> _REQUEST_: Pick out all lines with the word "либо" from the records that follow.

> _DATA TO USE_:
+++
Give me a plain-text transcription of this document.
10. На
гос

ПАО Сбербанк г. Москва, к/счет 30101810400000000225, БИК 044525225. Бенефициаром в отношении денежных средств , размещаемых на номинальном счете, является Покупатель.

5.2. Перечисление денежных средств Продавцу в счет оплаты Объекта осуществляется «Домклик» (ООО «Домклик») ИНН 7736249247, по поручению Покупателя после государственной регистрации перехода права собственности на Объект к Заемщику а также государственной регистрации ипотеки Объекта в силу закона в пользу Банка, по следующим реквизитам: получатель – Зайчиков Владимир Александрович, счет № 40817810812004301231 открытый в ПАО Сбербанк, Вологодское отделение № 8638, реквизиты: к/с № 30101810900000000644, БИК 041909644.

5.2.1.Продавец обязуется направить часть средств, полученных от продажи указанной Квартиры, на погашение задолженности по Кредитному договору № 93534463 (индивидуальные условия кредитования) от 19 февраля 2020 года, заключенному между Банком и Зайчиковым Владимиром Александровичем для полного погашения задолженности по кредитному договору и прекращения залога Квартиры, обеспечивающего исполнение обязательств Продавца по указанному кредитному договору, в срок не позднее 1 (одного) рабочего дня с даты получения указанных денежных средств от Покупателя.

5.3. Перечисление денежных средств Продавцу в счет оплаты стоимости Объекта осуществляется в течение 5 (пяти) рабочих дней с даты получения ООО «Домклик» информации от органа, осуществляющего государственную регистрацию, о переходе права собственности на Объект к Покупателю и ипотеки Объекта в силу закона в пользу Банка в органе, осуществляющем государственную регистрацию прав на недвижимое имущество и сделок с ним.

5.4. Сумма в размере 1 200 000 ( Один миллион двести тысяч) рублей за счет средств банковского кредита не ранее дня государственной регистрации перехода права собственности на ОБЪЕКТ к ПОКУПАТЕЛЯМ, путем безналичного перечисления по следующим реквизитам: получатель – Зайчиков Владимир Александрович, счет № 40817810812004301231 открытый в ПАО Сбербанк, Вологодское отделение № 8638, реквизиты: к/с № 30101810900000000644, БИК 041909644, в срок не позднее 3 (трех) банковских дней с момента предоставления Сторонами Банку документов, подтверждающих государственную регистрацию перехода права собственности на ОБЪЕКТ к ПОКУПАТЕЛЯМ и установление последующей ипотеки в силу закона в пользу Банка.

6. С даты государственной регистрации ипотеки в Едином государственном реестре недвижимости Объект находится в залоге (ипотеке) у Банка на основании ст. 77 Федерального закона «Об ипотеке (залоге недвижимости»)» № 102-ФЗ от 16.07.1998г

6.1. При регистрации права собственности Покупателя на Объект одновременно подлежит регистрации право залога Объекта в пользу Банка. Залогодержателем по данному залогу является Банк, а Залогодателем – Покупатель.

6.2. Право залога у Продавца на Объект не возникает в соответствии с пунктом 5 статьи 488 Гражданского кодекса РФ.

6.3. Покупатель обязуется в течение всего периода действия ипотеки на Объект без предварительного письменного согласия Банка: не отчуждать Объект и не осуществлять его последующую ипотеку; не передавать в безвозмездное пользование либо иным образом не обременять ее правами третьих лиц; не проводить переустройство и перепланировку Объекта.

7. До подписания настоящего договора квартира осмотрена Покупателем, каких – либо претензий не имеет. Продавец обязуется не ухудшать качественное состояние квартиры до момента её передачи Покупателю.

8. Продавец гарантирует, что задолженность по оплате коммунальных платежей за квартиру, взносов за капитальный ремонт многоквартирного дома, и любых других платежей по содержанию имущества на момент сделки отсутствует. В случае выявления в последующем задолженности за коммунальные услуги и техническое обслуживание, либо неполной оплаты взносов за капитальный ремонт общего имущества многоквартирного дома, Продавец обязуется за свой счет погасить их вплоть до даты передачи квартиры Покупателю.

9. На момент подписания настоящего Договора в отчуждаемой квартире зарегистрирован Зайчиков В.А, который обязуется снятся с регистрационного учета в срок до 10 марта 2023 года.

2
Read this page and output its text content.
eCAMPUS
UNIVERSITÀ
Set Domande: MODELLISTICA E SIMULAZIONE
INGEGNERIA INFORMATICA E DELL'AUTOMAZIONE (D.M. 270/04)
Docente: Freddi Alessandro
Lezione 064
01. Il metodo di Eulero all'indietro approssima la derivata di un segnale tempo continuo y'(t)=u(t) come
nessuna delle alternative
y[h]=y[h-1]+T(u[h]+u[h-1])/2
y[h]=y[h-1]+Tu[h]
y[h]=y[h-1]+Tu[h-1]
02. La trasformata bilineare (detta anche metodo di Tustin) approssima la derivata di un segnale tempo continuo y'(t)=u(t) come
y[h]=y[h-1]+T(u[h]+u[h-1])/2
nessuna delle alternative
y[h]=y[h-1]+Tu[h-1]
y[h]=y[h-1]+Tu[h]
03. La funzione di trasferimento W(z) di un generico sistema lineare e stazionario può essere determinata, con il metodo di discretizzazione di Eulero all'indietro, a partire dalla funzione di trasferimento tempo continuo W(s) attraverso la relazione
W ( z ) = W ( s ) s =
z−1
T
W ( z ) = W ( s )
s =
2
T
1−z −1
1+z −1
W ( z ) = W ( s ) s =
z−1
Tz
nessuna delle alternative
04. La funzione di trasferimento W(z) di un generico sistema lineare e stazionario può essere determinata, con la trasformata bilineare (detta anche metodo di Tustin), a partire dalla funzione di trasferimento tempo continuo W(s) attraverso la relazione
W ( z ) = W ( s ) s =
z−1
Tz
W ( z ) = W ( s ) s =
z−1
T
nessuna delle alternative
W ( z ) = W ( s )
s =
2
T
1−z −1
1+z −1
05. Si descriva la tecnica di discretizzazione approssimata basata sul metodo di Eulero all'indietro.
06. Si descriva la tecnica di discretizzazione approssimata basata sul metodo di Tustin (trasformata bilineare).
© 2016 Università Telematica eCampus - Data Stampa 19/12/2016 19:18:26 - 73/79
+++
> _EXERCISE SOLUTION_:
6.3. Покупатель обязуется в течение всего периода действия ипотеки на Объект без предварительного письменного согласия Банка: не отчуждать Объект и не осуществлять его последующую ипотеку; не передавать в безвозмездное пользование либо иным образом не обременять ее правами третьих лиц; не проводить переустройство и перепланировку Объекта.
7. До подписания настоящего договора квартира осмотрена Покупателем, каких – либо претензий не имеет. Продавец обязуется не ухудшать качественное состояние квартиры до момента её передачи Покупателю.
8. Продавец гарантирует, что задолженность по оплате коммунальных платежей за квартиру, взносов за капитальный ремонт многоквартирного дома, и любых других платежей по содержанию имущества на момент сделки отсутствует. В случае выявления в последующем задолженности за коммунальные услуги и техническое обслуживание, либо неполной оплаты взносов за капитальный ремонт общего имущества многоквартирного дома, Продавец обязуется за свой счет погасить их вплоть до даты передачи квартиры Покупателю.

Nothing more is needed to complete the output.